WHAT IS BEING ASKED:
Gather up every line that includes the string "settembre".

Saved data entries:
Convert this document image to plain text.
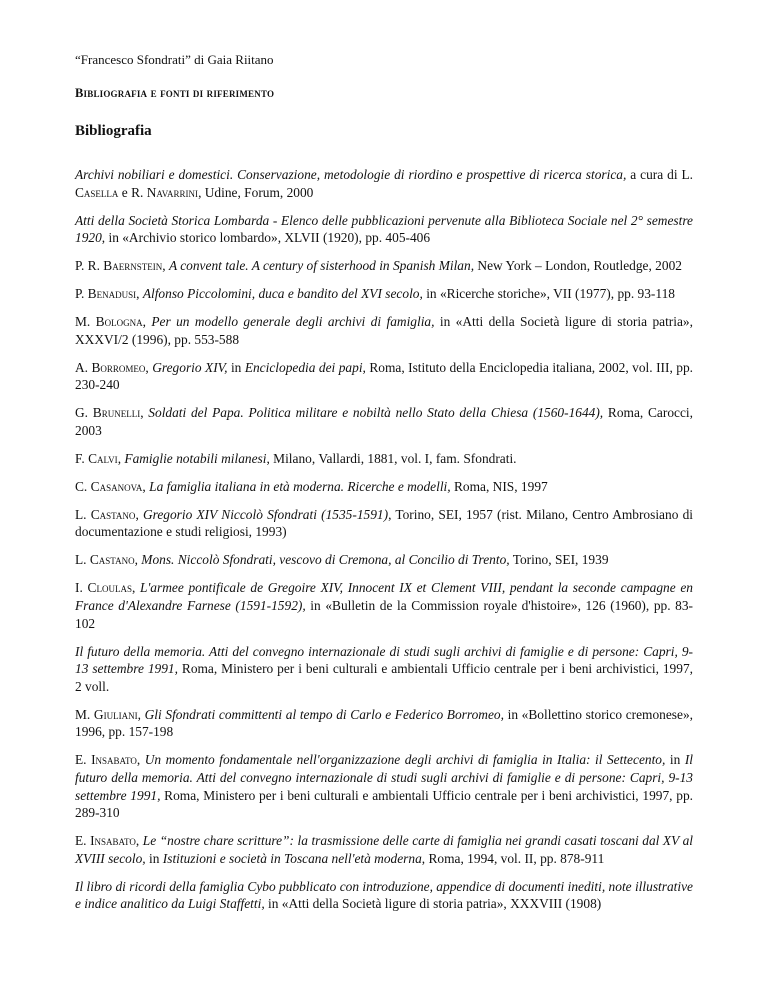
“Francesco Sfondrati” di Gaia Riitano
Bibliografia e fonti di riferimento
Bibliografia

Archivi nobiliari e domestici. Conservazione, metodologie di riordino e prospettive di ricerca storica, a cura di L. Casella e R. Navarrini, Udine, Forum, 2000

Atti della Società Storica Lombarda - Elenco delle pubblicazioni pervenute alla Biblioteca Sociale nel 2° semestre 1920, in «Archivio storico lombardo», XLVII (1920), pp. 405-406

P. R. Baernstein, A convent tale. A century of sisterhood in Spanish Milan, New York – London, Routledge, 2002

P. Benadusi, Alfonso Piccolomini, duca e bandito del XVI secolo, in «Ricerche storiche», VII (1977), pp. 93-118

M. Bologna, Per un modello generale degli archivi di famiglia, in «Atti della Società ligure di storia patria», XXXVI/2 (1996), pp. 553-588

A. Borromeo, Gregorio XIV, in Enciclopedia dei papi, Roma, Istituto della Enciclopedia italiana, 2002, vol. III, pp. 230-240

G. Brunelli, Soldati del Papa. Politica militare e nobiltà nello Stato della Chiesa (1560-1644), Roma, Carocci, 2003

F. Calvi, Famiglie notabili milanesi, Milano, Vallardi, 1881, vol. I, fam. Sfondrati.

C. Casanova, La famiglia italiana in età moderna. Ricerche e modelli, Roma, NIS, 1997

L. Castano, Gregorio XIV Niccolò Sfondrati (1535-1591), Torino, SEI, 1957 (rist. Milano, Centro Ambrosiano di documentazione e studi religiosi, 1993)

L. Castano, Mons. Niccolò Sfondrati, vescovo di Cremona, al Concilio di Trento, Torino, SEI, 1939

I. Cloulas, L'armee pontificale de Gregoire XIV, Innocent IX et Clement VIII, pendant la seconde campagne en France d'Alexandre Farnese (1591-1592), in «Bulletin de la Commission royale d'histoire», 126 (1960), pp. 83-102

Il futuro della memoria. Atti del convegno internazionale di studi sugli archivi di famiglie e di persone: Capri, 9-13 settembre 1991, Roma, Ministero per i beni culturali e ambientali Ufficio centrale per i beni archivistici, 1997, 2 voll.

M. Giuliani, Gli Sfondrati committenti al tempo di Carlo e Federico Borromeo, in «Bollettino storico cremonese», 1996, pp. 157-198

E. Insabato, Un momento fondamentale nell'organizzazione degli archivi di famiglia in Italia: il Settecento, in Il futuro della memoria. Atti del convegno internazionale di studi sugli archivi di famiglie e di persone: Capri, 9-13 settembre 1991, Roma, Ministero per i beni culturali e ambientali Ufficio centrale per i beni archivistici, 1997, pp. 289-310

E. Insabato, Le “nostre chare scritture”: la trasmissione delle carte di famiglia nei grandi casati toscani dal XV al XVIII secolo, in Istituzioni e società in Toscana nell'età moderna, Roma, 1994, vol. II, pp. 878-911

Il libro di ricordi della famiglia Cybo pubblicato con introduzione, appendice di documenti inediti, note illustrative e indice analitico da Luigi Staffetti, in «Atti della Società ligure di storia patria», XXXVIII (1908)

---

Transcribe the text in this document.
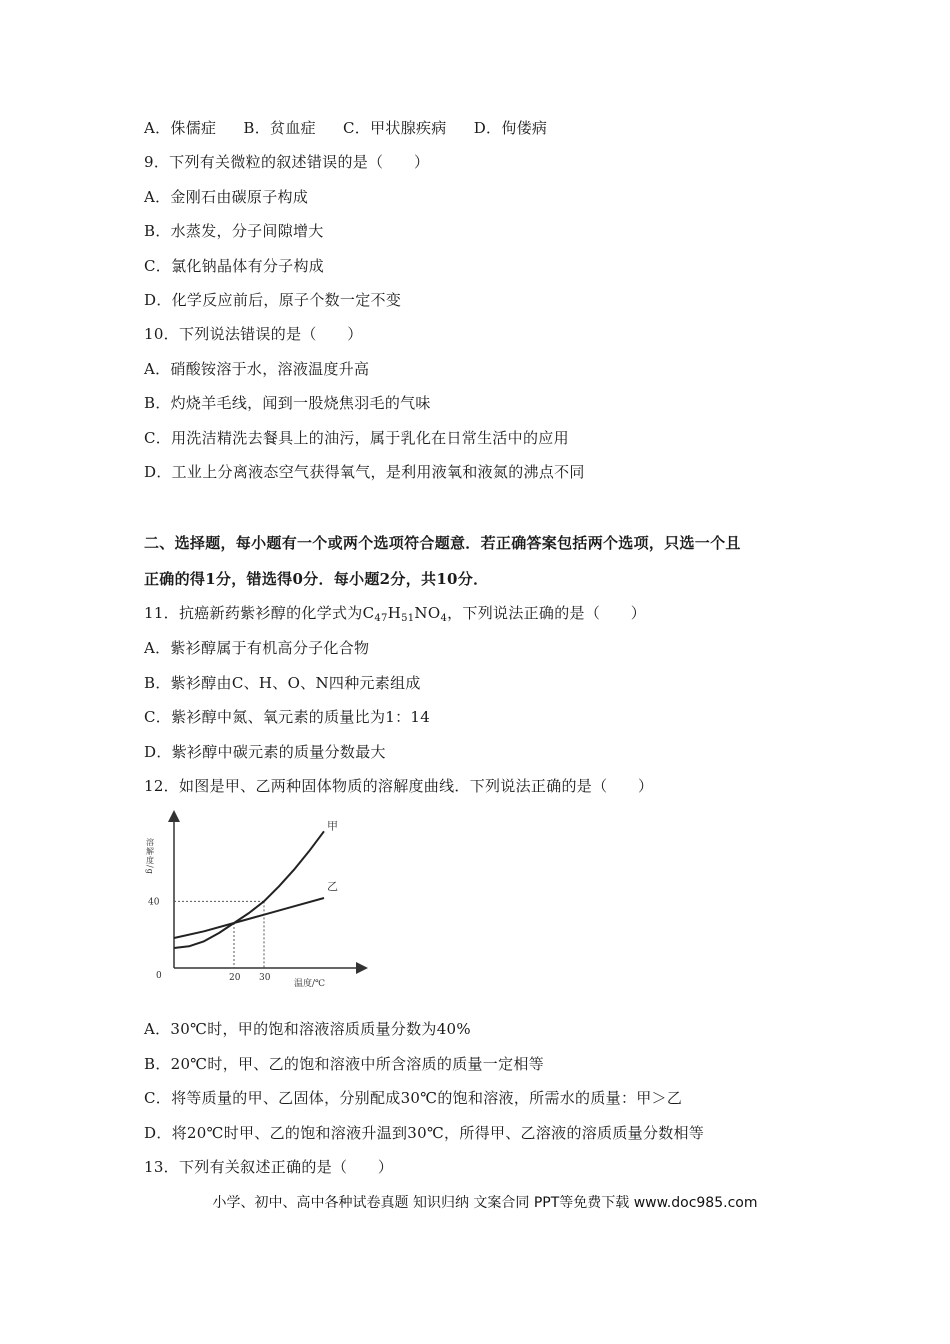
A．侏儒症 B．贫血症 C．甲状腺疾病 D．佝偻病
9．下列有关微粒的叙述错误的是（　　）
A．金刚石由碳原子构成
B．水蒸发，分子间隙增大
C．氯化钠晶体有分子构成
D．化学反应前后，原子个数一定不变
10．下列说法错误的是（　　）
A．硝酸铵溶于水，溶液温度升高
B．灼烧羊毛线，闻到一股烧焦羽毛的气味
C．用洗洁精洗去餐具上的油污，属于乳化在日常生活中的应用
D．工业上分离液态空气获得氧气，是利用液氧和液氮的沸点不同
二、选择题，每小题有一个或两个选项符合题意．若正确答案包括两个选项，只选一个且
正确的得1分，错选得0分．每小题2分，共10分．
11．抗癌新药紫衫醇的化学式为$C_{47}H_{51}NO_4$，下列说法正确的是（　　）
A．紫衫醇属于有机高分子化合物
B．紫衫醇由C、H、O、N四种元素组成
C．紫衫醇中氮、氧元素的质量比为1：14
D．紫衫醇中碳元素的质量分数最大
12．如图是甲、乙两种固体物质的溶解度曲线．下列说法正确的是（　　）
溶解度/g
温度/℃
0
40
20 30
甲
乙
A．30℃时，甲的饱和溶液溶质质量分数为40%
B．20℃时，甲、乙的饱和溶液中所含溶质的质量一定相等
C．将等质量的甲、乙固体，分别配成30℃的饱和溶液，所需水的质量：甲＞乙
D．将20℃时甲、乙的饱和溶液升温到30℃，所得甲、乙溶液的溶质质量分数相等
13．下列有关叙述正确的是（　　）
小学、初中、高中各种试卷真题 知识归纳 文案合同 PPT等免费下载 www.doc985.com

PROBLEM SOLUTION:
Il futuro della memoria. Atti del convegno internazionale di studi sugli archivi di famiglie e di persone: Capri, 9-13 settembre 1991, Roma, Ministero per i beni culturali e ambientali Ufficio centrale per i beni archivistici, 1997, 2 voll.
E. Insabato, Un momento fondamentale nell'organizzazione degli archivi di famiglia in Italia: il Settecento, in Il futuro della memoria. Atti del convegno internazionale di studi sugli archivi di famiglie e di persone: Capri, 9-13 settembre 1991, Roma, Ministero per i beni culturali e ambientali Ufficio centrale per i beni archivistici, 1997, pp. 289-310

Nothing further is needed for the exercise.